(THE PROBLEM) Below are some records. Copy every line in them that holds "Have".

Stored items
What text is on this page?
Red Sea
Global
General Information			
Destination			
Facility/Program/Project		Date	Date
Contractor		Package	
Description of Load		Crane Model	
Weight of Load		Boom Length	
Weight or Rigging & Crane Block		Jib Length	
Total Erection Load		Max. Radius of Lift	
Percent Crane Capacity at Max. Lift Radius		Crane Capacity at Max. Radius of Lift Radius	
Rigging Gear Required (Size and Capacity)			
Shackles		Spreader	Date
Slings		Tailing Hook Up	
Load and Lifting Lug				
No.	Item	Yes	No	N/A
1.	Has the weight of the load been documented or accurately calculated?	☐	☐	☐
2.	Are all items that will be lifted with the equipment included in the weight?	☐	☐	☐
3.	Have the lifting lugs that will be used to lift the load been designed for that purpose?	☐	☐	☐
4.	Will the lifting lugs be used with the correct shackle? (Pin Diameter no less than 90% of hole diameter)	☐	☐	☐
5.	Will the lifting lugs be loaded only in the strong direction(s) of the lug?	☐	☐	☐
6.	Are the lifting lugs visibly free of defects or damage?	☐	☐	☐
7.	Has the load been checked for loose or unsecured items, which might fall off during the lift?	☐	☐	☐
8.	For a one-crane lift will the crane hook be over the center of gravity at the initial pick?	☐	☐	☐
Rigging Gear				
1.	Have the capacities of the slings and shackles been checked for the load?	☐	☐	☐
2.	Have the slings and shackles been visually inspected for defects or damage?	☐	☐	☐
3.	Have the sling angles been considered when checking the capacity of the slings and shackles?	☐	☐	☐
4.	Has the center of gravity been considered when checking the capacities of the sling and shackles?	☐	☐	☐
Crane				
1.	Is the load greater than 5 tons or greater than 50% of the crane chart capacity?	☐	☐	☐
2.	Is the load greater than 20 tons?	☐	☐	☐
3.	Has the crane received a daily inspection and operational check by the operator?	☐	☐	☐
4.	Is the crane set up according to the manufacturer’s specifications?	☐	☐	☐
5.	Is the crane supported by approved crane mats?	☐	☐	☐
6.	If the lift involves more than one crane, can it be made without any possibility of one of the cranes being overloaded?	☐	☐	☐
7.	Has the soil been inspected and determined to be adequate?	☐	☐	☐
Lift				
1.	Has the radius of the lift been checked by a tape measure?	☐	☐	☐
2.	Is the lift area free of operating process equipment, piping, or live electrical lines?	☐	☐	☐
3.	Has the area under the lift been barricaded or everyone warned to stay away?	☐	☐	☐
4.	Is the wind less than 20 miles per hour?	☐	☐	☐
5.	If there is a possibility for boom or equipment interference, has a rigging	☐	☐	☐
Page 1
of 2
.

(FULL RESPONSE)
3.	Have the lifting lugs that will be used to lift the load been designed for that purpose?	☐	☐	☐
1.	Have the capacities of the slings and shackles been checked for the load?	☐	☐	☐
2.	Have the slings and shackles been visually inspected for defects or damage?	☐	☐	☐
3.	Have the sling angles been considered when checking the capacity of the slings and shackles?	☐	☐	☐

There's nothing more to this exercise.